*SHORT PROBLEM:*
Reply with only the number of lines that contain the string "name".

*PROVIDED RECORDS:*
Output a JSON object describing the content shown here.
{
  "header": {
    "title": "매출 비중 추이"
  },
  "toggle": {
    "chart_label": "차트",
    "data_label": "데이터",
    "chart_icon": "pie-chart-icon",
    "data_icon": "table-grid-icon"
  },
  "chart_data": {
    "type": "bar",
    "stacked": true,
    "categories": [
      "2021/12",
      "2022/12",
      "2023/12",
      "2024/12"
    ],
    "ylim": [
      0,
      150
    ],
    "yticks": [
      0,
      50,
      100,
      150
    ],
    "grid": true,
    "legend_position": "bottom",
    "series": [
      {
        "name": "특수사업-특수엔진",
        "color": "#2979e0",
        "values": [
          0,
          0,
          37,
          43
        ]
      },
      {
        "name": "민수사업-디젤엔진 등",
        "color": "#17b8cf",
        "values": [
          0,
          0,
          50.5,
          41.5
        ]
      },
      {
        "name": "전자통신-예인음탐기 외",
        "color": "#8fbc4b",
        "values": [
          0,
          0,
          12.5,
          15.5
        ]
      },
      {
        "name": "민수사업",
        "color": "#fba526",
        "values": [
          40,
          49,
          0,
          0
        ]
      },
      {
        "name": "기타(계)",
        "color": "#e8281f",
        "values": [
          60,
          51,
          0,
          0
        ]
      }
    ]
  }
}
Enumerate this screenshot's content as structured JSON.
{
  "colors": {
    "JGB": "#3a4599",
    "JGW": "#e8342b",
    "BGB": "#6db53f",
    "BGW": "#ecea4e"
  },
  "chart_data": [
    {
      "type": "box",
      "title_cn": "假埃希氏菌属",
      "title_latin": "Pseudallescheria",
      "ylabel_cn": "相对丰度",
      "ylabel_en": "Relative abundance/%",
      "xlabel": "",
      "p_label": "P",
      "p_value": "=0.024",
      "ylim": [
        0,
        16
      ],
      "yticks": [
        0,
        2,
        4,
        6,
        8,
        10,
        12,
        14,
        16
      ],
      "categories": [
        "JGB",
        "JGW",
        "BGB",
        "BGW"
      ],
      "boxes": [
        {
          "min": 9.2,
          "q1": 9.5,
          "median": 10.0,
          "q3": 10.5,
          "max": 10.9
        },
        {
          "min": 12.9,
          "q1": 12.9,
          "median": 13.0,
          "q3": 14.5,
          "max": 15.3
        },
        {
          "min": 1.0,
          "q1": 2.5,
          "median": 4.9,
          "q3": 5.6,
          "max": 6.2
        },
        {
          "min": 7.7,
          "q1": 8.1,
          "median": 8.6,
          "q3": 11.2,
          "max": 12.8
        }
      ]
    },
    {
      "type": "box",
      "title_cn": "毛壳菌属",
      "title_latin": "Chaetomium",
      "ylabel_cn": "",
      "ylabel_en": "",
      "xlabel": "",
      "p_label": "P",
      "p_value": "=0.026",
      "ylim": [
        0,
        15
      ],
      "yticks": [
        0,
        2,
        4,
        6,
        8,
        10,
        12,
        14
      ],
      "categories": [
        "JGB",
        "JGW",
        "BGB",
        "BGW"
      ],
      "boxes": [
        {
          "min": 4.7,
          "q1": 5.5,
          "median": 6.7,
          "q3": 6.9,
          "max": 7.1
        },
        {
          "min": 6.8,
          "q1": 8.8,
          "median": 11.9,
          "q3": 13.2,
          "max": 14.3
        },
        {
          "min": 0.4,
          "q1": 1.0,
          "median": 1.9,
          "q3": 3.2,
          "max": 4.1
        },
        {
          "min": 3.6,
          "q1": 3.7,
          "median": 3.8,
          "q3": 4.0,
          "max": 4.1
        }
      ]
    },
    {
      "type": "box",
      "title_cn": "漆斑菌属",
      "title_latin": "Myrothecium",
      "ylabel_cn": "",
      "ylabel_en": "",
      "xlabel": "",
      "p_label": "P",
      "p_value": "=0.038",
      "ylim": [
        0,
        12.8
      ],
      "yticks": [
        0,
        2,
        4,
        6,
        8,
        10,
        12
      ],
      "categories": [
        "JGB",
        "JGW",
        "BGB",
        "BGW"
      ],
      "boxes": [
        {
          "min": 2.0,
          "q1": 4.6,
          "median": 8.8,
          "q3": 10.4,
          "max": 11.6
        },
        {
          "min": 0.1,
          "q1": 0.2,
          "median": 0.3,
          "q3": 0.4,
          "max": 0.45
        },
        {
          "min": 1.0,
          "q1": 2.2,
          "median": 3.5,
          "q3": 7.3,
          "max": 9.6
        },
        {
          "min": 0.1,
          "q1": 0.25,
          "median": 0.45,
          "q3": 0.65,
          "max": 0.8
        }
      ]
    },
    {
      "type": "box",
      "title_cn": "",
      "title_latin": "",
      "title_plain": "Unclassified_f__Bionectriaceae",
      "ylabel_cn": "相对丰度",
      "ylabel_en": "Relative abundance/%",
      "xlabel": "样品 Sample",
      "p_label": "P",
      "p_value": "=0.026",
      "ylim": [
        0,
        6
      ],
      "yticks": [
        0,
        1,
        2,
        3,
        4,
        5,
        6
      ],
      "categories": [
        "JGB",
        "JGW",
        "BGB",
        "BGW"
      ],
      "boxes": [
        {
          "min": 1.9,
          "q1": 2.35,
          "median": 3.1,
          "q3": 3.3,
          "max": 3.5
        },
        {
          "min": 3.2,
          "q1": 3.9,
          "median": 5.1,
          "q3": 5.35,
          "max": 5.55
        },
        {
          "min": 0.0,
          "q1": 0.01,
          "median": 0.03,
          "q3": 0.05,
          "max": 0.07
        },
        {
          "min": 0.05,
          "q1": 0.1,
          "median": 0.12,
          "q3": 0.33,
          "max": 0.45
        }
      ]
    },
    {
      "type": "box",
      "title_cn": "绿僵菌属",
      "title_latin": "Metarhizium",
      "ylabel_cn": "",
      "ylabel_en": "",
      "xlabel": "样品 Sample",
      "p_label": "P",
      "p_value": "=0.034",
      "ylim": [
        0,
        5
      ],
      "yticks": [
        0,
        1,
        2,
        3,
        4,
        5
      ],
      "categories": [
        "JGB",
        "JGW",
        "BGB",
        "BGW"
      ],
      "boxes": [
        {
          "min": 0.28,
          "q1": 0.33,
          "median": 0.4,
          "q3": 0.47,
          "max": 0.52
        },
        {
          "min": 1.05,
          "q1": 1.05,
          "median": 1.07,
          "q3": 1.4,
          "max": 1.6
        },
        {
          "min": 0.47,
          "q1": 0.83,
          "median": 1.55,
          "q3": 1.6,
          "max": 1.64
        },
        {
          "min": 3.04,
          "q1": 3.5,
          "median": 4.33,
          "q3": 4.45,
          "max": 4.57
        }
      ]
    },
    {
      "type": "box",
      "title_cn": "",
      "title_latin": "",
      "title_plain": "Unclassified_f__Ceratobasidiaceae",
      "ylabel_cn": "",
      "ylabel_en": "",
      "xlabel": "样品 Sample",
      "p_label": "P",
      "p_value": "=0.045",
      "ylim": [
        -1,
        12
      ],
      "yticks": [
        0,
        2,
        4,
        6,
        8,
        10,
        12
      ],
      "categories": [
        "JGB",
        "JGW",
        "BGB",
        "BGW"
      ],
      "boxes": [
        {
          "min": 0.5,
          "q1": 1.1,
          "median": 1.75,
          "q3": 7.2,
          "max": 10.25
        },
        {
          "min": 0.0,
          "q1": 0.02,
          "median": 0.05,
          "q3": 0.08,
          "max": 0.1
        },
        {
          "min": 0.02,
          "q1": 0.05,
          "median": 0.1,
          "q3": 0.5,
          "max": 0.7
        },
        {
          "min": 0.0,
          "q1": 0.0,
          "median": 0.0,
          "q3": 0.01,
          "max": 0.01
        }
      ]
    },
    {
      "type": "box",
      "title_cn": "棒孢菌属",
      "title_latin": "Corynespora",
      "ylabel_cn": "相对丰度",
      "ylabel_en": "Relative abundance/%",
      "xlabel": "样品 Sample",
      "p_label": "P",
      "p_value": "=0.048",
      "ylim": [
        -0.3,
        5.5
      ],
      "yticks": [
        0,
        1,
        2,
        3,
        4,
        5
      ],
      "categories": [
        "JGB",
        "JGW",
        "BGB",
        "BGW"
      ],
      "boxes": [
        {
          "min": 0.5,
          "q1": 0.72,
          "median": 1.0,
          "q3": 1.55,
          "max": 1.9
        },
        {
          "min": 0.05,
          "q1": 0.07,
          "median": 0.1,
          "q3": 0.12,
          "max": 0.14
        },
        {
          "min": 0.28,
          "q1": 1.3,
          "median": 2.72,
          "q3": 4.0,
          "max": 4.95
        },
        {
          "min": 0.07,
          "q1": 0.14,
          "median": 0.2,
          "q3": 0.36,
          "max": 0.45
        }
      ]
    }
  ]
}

*FULL RESPONSE:*
5